_Work to do:_ Scan the lines below for the word "sMatchStr". Copy each line you find it in.

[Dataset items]
********

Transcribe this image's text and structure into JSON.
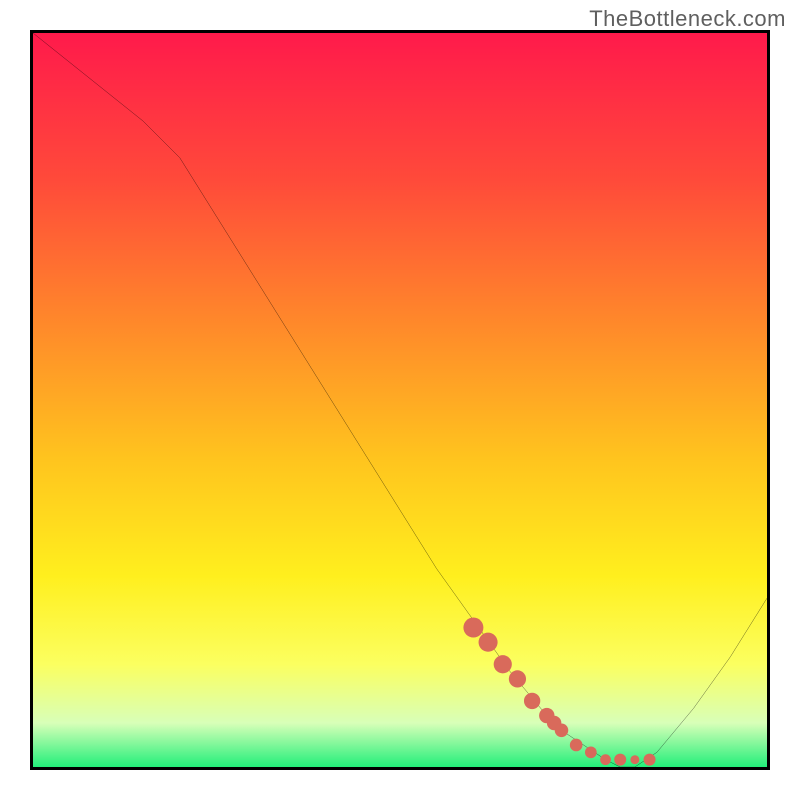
{
  "watermark": "TheBottleneck.com",
  "chart_data": {
    "type": "line",
    "title": "",
    "xlabel": "",
    "ylabel": "",
    "xlim": [
      0,
      100
    ],
    "ylim": [
      0,
      100
    ],
    "grid": false,
    "legend": false,
    "background_gradient": {
      "orientation": "vertical",
      "stops": [
        {
          "offset": 0.0,
          "color": "#ff1a4b"
        },
        {
          "offset": 0.2,
          "color": "#ff4a3a"
        },
        {
          "offset": 0.4,
          "color": "#ff8a2a"
        },
        {
          "offset": 0.58,
          "color": "#ffc41e"
        },
        {
          "offset": 0.74,
          "color": "#ffef1e"
        },
        {
          "offset": 0.86,
          "color": "#fbff60"
        },
        {
          "offset": 0.94,
          "color": "#d8ffb8"
        },
        {
          "offset": 1.0,
          "color": "#23ef7a"
        }
      ]
    },
    "series": [
      {
        "name": "main-curve",
        "type": "line",
        "color": "#000000",
        "width": 1.6,
        "x": [
          0,
          5,
          10,
          15,
          20,
          25,
          30,
          35,
          40,
          45,
          50,
          55,
          60,
          65,
          70,
          72,
          75,
          78,
          80,
          82,
          85,
          90,
          95,
          100
        ],
        "y": [
          100,
          96,
          92,
          88,
          83,
          75,
          67,
          59,
          51,
          43,
          35,
          27,
          20,
          13,
          7,
          5,
          3,
          1,
          0,
          0,
          2,
          8,
          15,
          23
        ]
      },
      {
        "name": "marker-trail",
        "type": "scatter",
        "color": "#d96a5b",
        "size_range": [
          4,
          10
        ],
        "x": [
          60,
          62,
          64,
          66,
          68,
          70,
          71,
          72,
          74,
          76,
          78,
          80,
          82,
          84
        ],
        "y": [
          19,
          17,
          14,
          12,
          9,
          7,
          6,
          5,
          3,
          2,
          1,
          1,
          1,
          1
        ]
      }
    ]
  }
}
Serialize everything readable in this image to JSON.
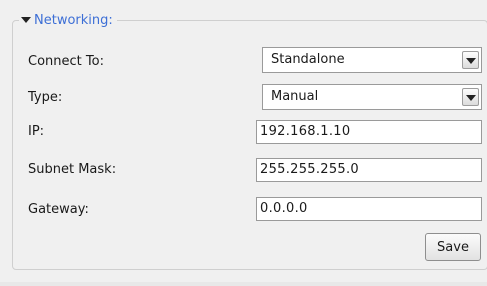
{
  "section": {
    "title": "Networking:",
    "expanded": true
  },
  "fields": {
    "connect_to": {
      "label": "Connect To:",
      "value": "Standalone"
    },
    "type": {
      "label": "Type:",
      "value": "Manual"
    },
    "ip": {
      "label": "IP:",
      "value": "192.168.1.10"
    },
    "subnet_mask": {
      "label": "Subnet Mask:",
      "value": "255.255.255.0"
    },
    "gateway": {
      "label": "Gateway:",
      "value": "0.0.0.0"
    }
  },
  "actions": {
    "save_label": "Save"
  },
  "colors": {
    "legend_text": "#3d6fd6",
    "background": "#f0f0f0"
  }
}
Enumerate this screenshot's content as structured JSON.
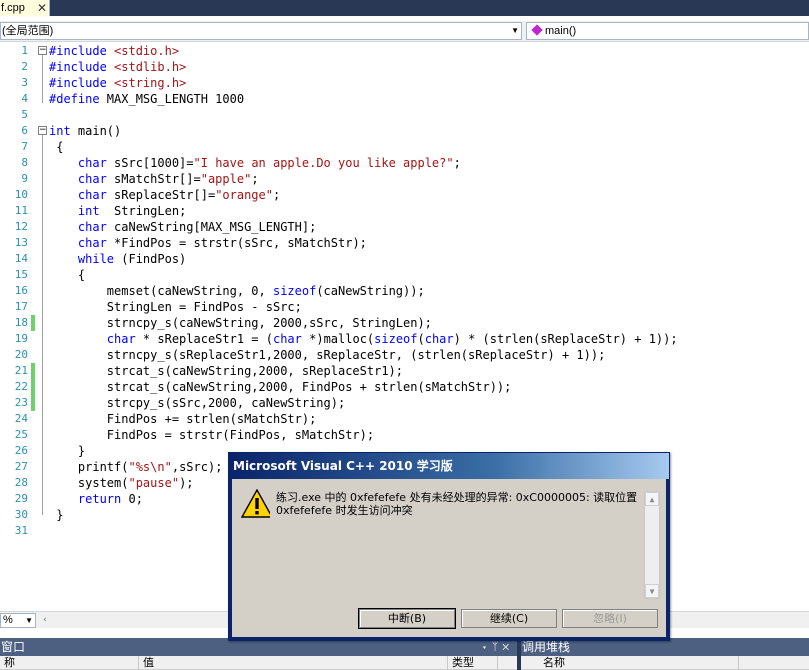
{
  "tab": {
    "label": "f.cpp",
    "close": "✕"
  },
  "nav": {
    "scope": "(全局范围)",
    "member": "main()"
  },
  "code_lines": [
    {
      "n": "1",
      "parts": [
        [
          "pp",
          "#include "
        ],
        [
          "str",
          "<stdio.h>"
        ]
      ]
    },
    {
      "n": "2",
      "parts": [
        [
          "pp",
          "#include "
        ],
        [
          "str",
          "<stdlib.h>"
        ]
      ]
    },
    {
      "n": "3",
      "parts": [
        [
          "pp",
          "#include "
        ],
        [
          "str",
          "<string.h>"
        ]
      ]
    },
    {
      "n": "4",
      "parts": [
        [
          "pp",
          "#define "
        ],
        [
          "",
          "MAX_MSG_LENGTH 1000"
        ]
      ]
    },
    {
      "n": "5",
      "parts": []
    },
    {
      "n": "6",
      "parts": [
        [
          "kw",
          "int"
        ],
        [
          "",
          " main()"
        ]
      ]
    },
    {
      "n": "7",
      "parts": [
        [
          "",
          " {"
        ]
      ]
    },
    {
      "n": "8",
      "parts": [
        [
          "",
          "    "
        ],
        [
          "kw",
          "char"
        ],
        [
          "",
          " sSrc[1000]="
        ],
        [
          "str",
          "\"I have an apple.Do you like apple?\""
        ],
        [
          "",
          ";"
        ]
      ]
    },
    {
      "n": "9",
      "parts": [
        [
          "",
          "    "
        ],
        [
          "kw",
          "char"
        ],
        [
          "",
          " sMatchStr[]="
        ],
        [
          "str",
          "\"apple\""
        ],
        [
          "",
          ";"
        ]
      ]
    },
    {
      "n": "10",
      "parts": [
        [
          "",
          "    "
        ],
        [
          "kw",
          "char"
        ],
        [
          "",
          " sReplaceStr[]="
        ],
        [
          "str",
          "\"orange\""
        ],
        [
          "",
          ";"
        ]
      ]
    },
    {
      "n": "11",
      "parts": [
        [
          "",
          "    "
        ],
        [
          "kw",
          "int"
        ],
        [
          "",
          "  StringLen;"
        ]
      ]
    },
    {
      "n": "12",
      "parts": [
        [
          "",
          "    "
        ],
        [
          "kw",
          "char"
        ],
        [
          "",
          " caNewString[MAX_MSG_LENGTH];"
        ]
      ]
    },
    {
      "n": "13",
      "parts": [
        [
          "",
          "    "
        ],
        [
          "kw",
          "char"
        ],
        [
          "",
          " *FindPos = strstr(sSrc, sMatchStr);"
        ]
      ]
    },
    {
      "n": "14",
      "parts": [
        [
          "",
          "    "
        ],
        [
          "kw",
          "while"
        ],
        [
          "",
          " (FindPos)"
        ]
      ]
    },
    {
      "n": "15",
      "parts": [
        [
          "",
          "    {"
        ]
      ]
    },
    {
      "n": "16",
      "parts": [
        [
          "",
          "        memset(caNewString, 0, "
        ],
        [
          "kw",
          "sizeof"
        ],
        [
          "",
          "(caNewString));"
        ]
      ]
    },
    {
      "n": "17",
      "parts": [
        [
          "",
          "        StringLen = FindPos - sSrc;"
        ]
      ]
    },
    {
      "n": "18",
      "parts": [
        [
          "",
          "        strncpy_s(caNewString, 2000,sSrc, StringLen);"
        ]
      ],
      "chg": true
    },
    {
      "n": "19",
      "parts": [
        [
          "",
          "        "
        ],
        [
          "kw",
          "char"
        ],
        [
          "",
          " * sReplaceStr1 = ("
        ],
        [
          "kw",
          "char"
        ],
        [
          "",
          " *)malloc("
        ],
        [
          "kw",
          "sizeof"
        ],
        [
          "",
          "("
        ],
        [
          "kw",
          "char"
        ],
        [
          "",
          ") * (strlen(sReplaceStr) + 1));"
        ]
      ]
    },
    {
      "n": "20",
      "parts": [
        [
          "",
          "        strncpy_s(sReplaceStr1,2000, sReplaceStr, (strlen(sReplaceStr) + 1));"
        ]
      ]
    },
    {
      "n": "21",
      "parts": [
        [
          "",
          "        strcat_s(caNewString,2000, sReplaceStr1);"
        ]
      ],
      "chg": true
    },
    {
      "n": "22",
      "parts": [
        [
          "",
          "        strcat_s(caNewString,2000, FindPos + strlen(sMatchStr));"
        ]
      ],
      "chg": true
    },
    {
      "n": "23",
      "parts": [
        [
          "",
          "        strcpy_s(sSrc,2000, caNewString);"
        ]
      ],
      "chg": true
    },
    {
      "n": "24",
      "parts": [
        [
          "",
          "        FindPos += strlen(sMatchStr);"
        ]
      ]
    },
    {
      "n": "25",
      "parts": [
        [
          "",
          "        FindPos = strstr(FindPos, sMatchStr);"
        ]
      ]
    },
    {
      "n": "26",
      "parts": [
        [
          "",
          "    }"
        ]
      ]
    },
    {
      "n": "27",
      "parts": [
        [
          "",
          "    printf("
        ],
        [
          "str",
          "\"%s\\n\""
        ],
        [
          "",
          ",sSrc);"
        ]
      ]
    },
    {
      "n": "28",
      "parts": [
        [
          "",
          "    system("
        ],
        [
          "str",
          "\"pause\""
        ],
        [
          "",
          ");"
        ]
      ]
    },
    {
      "n": "29",
      "parts": [
        [
          "",
          "    "
        ],
        [
          "kw",
          "return"
        ],
        [
          "",
          " 0;"
        ]
      ]
    },
    {
      "n": "30",
      "parts": [
        [
          "",
          " }"
        ]
      ]
    },
    {
      "n": "31",
      "parts": []
    }
  ],
  "zoom": {
    "value": "%"
  },
  "bottom": {
    "left_title": "窗口",
    "left_cols": [
      "称",
      "值",
      "类型"
    ],
    "right_title": "调用堆栈",
    "right_cols": [
      "名称"
    ]
  },
  "dialog": {
    "title": "Microsoft Visual C++ 2010 学习版",
    "message": "练习.exe 中的 0xfefefefe 处有未经处理的异常: 0xC0000005: 读取位置 0xfefefefe 时发生访问冲突",
    "buttons": {
      "break": "中断(B)",
      "continue": "继续(C)",
      "ignore": "忽略(I)"
    }
  },
  "colors": {
    "keyword": "#0000ff",
    "string": "#a31515",
    "line_number": "#2b91af",
    "change_marker": "#6cd36c",
    "title_bar": "#0a246a"
  }
}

********

_Result of the exercise:_
          " sMatchStr[]="
          " *FindPos = strstr(sSrc, sMatchStr);"
          "        strcat_s(caNewString,2000, FindPos + strlen(sMatchStr));"
          "        FindPos += strlen(sMatchStr);"
          "        FindPos = strstr(FindPos, sMatchStr);"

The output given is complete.